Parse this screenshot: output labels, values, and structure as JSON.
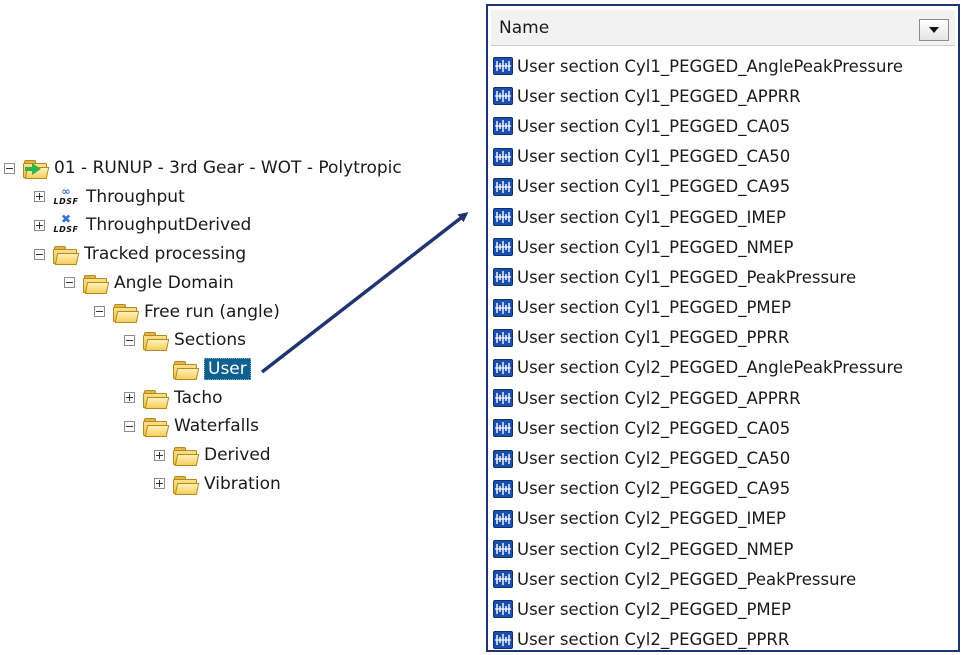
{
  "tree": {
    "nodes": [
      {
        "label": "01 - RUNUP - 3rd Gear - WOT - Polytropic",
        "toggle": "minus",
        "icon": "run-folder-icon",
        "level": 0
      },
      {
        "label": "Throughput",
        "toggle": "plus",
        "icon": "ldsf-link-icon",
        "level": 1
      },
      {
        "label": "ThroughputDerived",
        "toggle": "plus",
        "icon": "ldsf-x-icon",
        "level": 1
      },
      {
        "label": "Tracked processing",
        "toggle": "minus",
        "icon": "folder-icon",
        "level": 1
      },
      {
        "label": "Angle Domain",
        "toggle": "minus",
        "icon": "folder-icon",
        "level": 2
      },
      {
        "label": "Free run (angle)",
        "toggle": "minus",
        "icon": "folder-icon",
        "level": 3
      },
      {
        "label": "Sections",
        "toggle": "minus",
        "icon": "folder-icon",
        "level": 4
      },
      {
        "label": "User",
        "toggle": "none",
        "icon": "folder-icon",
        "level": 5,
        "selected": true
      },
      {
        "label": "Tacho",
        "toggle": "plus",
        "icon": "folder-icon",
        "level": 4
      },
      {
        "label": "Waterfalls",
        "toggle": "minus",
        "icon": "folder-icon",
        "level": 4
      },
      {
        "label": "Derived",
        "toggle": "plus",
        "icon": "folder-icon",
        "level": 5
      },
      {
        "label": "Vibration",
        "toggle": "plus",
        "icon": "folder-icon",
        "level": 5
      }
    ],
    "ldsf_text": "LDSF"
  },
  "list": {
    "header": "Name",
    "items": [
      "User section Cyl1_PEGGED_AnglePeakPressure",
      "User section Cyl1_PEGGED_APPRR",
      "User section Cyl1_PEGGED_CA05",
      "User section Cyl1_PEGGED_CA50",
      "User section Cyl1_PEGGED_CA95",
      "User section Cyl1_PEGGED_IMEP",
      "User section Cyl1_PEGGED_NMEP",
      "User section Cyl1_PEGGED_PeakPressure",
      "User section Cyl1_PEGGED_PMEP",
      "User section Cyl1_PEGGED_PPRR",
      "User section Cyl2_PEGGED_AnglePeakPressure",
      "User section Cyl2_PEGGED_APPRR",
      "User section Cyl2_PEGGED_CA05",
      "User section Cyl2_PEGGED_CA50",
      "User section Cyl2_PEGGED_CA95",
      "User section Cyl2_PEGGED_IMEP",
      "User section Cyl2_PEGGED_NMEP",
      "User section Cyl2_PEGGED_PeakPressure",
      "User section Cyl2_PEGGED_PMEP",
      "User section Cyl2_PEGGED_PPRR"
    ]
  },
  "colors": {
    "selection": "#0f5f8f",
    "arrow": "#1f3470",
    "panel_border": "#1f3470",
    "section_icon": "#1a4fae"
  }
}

* * *

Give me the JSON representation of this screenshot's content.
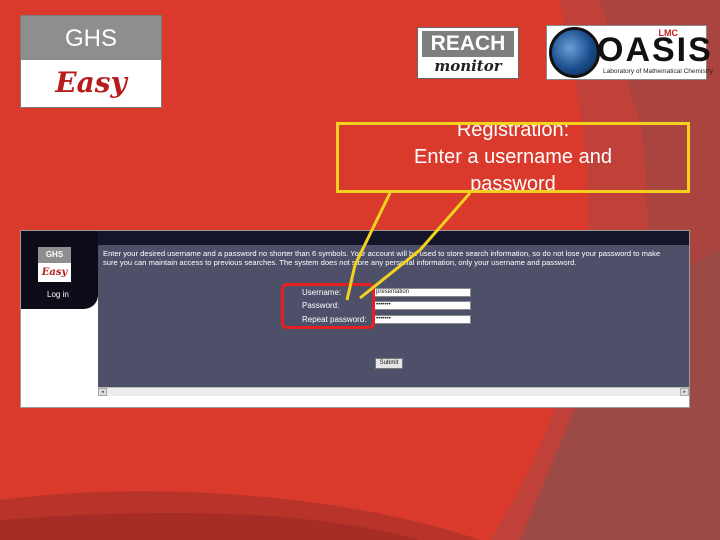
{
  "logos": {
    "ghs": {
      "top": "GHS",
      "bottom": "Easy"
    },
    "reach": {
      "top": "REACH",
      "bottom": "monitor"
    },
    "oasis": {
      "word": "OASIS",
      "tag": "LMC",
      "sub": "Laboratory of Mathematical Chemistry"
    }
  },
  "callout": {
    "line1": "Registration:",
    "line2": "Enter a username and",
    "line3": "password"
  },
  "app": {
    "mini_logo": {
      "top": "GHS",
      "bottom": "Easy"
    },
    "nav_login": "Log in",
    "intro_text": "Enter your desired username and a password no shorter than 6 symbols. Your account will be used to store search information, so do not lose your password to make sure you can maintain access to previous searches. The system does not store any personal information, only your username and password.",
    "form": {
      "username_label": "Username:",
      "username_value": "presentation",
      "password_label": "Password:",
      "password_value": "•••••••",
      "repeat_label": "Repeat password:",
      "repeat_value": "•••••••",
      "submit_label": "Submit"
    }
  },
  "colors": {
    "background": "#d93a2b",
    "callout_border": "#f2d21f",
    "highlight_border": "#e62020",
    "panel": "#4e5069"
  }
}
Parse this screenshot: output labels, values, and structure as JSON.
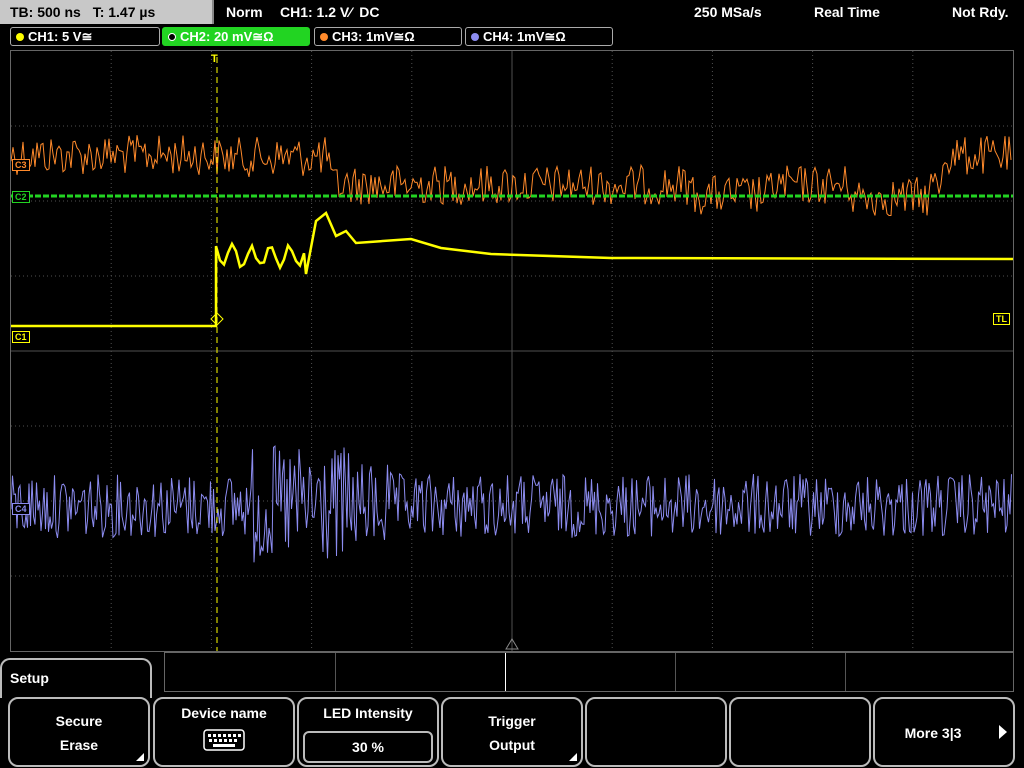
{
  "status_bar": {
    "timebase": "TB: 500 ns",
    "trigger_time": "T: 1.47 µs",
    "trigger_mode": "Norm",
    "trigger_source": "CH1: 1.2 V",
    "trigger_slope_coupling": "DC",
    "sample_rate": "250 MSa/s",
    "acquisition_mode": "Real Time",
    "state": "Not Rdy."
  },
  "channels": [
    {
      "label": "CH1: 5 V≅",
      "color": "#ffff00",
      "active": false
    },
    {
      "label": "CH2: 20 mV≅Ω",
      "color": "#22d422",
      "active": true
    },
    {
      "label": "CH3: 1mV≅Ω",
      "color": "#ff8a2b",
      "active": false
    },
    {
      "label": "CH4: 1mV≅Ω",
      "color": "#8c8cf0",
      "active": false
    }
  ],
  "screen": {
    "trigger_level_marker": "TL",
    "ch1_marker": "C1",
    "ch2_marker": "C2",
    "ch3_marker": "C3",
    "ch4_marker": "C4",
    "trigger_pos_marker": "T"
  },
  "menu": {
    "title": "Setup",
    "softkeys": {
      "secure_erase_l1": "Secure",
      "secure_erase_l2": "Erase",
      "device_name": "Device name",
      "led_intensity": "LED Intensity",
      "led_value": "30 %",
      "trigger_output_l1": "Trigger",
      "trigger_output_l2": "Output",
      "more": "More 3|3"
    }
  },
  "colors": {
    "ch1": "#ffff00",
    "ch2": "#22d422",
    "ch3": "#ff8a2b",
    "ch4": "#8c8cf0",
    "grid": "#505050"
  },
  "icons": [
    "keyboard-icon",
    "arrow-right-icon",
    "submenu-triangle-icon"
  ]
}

--

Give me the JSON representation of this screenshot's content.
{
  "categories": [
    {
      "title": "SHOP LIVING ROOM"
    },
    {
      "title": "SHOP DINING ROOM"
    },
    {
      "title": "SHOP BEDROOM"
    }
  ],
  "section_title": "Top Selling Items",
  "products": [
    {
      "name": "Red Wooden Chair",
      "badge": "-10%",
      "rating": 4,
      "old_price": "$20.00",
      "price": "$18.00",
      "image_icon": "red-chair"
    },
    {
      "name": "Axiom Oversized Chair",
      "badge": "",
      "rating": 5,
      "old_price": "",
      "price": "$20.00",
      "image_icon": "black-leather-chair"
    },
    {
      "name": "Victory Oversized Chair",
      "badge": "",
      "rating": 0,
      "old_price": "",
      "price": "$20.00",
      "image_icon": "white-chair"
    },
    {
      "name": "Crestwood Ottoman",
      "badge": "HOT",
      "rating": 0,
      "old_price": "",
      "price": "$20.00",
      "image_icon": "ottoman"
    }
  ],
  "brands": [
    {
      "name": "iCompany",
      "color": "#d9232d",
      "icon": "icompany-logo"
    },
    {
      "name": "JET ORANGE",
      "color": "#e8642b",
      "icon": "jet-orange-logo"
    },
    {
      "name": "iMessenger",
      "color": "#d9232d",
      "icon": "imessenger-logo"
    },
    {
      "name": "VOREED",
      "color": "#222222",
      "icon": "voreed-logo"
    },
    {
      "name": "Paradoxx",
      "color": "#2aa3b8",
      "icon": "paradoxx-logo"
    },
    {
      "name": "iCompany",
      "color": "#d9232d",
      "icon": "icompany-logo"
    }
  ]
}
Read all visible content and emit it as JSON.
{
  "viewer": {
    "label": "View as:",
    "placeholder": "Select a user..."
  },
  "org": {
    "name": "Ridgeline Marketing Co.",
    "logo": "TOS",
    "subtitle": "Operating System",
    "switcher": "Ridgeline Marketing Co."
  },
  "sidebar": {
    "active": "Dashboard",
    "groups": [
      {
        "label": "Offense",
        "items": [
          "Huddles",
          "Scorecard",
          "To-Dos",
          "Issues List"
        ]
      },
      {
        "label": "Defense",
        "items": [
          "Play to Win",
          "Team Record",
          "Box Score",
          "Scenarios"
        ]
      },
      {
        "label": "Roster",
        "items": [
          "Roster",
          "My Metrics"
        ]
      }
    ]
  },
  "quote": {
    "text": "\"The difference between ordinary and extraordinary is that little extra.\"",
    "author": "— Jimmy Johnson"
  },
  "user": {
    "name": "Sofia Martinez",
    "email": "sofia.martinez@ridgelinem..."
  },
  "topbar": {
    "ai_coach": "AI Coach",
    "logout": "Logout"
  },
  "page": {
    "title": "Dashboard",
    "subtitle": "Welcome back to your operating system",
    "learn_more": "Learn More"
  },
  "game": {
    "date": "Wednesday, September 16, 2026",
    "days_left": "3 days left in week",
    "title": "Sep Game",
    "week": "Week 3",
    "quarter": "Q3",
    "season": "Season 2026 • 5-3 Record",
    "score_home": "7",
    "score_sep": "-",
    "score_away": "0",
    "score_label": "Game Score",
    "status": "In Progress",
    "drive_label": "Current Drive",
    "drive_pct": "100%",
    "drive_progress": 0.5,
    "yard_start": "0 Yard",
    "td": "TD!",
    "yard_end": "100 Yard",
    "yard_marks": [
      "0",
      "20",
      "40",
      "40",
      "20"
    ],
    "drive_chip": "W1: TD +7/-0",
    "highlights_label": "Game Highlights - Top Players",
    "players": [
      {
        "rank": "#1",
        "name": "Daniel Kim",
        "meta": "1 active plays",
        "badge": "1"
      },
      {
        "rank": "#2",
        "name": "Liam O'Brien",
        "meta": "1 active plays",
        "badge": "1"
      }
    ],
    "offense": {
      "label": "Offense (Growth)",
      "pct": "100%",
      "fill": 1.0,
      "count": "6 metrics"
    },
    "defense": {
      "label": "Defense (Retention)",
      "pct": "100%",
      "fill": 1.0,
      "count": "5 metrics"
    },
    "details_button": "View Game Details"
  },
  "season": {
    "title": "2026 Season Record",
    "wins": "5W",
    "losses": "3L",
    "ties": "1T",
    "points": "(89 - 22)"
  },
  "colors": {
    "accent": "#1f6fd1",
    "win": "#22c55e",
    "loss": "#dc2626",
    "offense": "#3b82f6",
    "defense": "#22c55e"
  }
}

TASK. Go over the entries above and say how many lines hold the string "your", with no other text.

RESULT OF THE TASK. 2